──────── INPUT ────────
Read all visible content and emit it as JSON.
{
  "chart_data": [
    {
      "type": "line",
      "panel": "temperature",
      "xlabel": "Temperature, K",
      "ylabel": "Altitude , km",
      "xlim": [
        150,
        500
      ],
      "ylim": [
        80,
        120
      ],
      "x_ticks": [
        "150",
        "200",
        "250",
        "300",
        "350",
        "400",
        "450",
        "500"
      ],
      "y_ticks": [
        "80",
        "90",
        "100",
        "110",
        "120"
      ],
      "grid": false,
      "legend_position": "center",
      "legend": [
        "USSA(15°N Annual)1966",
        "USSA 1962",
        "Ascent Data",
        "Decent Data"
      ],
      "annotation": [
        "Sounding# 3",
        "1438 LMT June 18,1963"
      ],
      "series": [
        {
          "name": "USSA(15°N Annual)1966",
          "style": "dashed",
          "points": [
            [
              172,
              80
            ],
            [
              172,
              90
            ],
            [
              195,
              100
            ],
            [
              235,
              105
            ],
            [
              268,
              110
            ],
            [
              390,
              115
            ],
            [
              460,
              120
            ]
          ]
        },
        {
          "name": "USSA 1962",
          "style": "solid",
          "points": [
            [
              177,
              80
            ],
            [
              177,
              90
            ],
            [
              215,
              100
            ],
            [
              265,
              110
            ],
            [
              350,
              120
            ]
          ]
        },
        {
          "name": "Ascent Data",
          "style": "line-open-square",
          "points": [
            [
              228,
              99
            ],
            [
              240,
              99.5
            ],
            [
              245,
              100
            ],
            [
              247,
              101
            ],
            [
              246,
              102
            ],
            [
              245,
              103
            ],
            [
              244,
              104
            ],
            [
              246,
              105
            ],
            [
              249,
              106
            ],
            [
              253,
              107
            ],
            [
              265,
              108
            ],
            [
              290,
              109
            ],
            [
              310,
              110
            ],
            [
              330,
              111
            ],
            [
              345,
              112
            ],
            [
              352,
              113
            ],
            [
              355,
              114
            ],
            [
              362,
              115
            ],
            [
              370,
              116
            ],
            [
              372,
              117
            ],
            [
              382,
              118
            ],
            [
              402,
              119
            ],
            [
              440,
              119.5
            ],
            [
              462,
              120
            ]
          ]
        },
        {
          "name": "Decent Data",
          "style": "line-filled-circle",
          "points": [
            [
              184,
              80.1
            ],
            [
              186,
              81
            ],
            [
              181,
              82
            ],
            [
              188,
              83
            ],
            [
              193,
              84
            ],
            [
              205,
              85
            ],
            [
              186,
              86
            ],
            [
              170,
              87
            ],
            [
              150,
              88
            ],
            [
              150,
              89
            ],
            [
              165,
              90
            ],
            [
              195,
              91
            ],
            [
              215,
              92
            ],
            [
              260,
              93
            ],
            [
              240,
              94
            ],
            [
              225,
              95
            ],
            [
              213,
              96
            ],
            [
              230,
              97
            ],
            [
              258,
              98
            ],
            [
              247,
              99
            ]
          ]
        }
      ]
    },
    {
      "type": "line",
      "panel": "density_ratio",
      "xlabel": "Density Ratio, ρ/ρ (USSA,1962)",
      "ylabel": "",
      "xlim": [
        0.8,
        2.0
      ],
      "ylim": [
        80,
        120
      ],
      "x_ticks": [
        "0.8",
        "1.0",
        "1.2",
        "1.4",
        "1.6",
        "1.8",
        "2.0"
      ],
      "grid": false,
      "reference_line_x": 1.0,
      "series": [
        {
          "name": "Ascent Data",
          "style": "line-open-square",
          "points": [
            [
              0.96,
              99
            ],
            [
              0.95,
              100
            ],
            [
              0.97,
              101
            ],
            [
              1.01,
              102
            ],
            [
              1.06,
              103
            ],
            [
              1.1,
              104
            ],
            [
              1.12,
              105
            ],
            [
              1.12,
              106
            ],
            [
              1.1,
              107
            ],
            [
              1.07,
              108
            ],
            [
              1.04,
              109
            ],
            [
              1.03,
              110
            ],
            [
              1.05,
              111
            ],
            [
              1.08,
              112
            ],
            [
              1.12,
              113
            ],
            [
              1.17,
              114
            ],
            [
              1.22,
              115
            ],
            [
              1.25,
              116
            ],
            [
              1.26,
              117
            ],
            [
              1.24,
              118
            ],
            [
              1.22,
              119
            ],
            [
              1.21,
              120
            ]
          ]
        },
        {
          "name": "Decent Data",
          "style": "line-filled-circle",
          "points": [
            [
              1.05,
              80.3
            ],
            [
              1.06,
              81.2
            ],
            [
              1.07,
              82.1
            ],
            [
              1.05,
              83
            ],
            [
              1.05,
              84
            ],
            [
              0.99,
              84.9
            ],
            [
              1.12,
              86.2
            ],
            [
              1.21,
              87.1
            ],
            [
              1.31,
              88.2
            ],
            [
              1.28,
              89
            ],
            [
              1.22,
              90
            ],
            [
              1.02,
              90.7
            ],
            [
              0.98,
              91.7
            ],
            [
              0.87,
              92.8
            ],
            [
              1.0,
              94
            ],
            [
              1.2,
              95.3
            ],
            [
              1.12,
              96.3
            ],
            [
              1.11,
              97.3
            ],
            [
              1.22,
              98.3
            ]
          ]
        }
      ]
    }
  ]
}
────────
JOB: Retype every record above exactly as written.

RESULT OF THIS EXERCISE:
Read all visible content and emit it as JSON.
{
  "chart_data": [
    {
      "type": "line",
      "panel": "temperature",
      "xlabel": "Temperature, K",
      "ylabel": "Altitude , km",
      "xlim": [
        150,
        500
      ],
      "ylim": [
        80,
        120
      ],
      "x_ticks": [
        "150",
        "200",
        "250",
        "300",
        "350",
        "400",
        "450",
        "500"
      ],
      "y_ticks": [
        "80",
        "90",
        "100",
        "110",
        "120"
      ],
      "grid": false,
      "legend_position": "center",
      "legend": [
        "USSA(15°N Annual)1966",
        "USSA 1962",
        "Ascent Data",
        "Decent Data"
      ],
      "annotation": [
        "Sounding# 3",
        "1438 LMT June 18,1963"
      ],
      "series": [
        {
          "name": "USSA(15°N Annual)1966",
          "style": "dashed",
          "points": [
            [
              172,
              80
            ],
            [
              172,
              90
            ],
            [
              195,
              100
            ],
            [
              235,
              105
            ],
            [
              268,
              110
            ],
            [
              390,
              115
            ],
            [
              460,
              120
            ]
          ]
        },
        {
          "name": "USSA 1962",
          "style": "solid",
          "points": [
            [
              177,
              80
            ],
            [
              177,
              90
            ],
            [
              215,
              100
            ],
            [
              265,
              110
            ],
            [
              350,
              120
            ]
          ]
        },
        {
          "name": "Ascent Data",
          "style": "line-open-square",
          "points": [
            [
              228,
              99
            ],
            [
              240,
              99.5
            ],
            [
              245,
              100
            ],
            [
              247,
              101
            ],
            [
              246,
              102
            ],
            [
              245,
              103
            ],
            [
              244,
              104
            ],
            [
              246,
              105
            ],
            [
              249,
              106
            ],
            [
              253,
              107
            ],
            [
              265,
              108
            ],
            [
              290,
              109
            ],
            [
              310,
              110
            ],
            [
              330,
              111
            ],
            [
              345,
              112
            ],
            [
              352,
              113
            ],
            [
              355,
              114
            ],
            [
              362,
              115
            ],
            [
              370,
              116
            ],
            [
              372,
              117
            ],
            [
              382,
              118
            ],
            [
              402,
              119
            ],
            [
              440,
              119.5
            ],
            [
              462,
              120
            ]
          ]
        },
        {
          "name": "Decent Data",
          "style": "line-filled-circle",
          "points": [
            [
              184,
              80.1
            ],
            [
              186,
              81
            ],
            [
              181,
              82
            ],
            [
              188,
              83
            ],
            [
              193,
              84
            ],
            [
              205,
              85
            ],
            [
              186,
              86
            ],
            [
              170,
              87
            ],
            [
              150,
              88
            ],
            [
              150,
              89
            ],
            [
              165,
              90
            ],
            [
              195,
              91
            ],
            [
              215,
              92
            ],
            [
              260,
              93
            ],
            [
              240,
              94
            ],
            [
              225,
              95
            ],
            [
              213,
              96
            ],
            [
              230,
              97
            ],
            [
              258,
              98
            ],
            [
              247,
              99
            ]
          ]
        }
      ]
    },
    {
      "type": "line",
      "panel": "density_ratio",
      "xlabel": "Density Ratio, ρ/ρ (USSA,1962)",
      "ylabel": "",
      "xlim": [
        0.8,
        2.0
      ],
      "ylim": [
        80,
        120
      ],
      "x_ticks": [
        "0.8",
        "1.0",
        "1.2",
        "1.4",
        "1.6",
        "1.8",
        "2.0"
      ],
      "grid": false,
      "reference_line_x": 1.0,
      "series": [
        {
          "name": "Ascent Data",
          "style": "line-open-square",
          "points": [
            [
              0.96,
              99
            ],
            [
              0.95,
              100
            ],
            [
              0.97,
              101
            ],
            [
              1.01,
              102
            ],
            [
              1.06,
              103
            ],
            [
              1.1,
              104
            ],
            [
              1.12,
              105
            ],
            [
              1.12,
              106
            ],
            [
              1.1,
              107
            ],
            [
              1.07,
              108
            ],
            [
              1.04,
              109
            ],
            [
              1.03,
              110
            ],
            [
              1.05,
              111
            ],
            [
              1.08,
              112
            ],
            [
              1.12,
              113
            ],
            [
              1.17,
              114
            ],
            [
              1.22,
              115
            ],
            [
              1.25,
              116
            ],
            [
              1.26,
              117
            ],
            [
              1.24,
              118
            ],
            [
              1.22,
              119
            ],
            [
              1.21,
              120
            ]
          ]
        },
        {
          "name": "Decent Data",
          "style": "line-filled-circle",
          "points": [
            [
              1.05,
              80.3
            ],
            [
              1.06,
              81.2
            ],
            [
              1.07,
              82.1
            ],
            [
              1.05,
              83
            ],
            [
              1.05,
              84
            ],
            [
              0.99,
              84.9
            ],
            [
              1.12,
              86.2
            ],
            [
              1.21,
              87.1
            ],
            [
              1.31,
              88.2
            ],
            [
              1.28,
              89
            ],
            [
              1.22,
              90
            ],
            [
              1.02,
              90.7
            ],
            [
              0.98,
              91.7
            ],
            [
              0.87,
              92.8
            ],
            [
              1.0,
              94
            ],
            [
              1.2,
              95.3
            ],
            [
              1.12,
              96.3
            ],
            [
              1.11,
              97.3
            ],
            [
              1.22,
              98.3
            ]
          ]
        }
      ]
    }
  ]
}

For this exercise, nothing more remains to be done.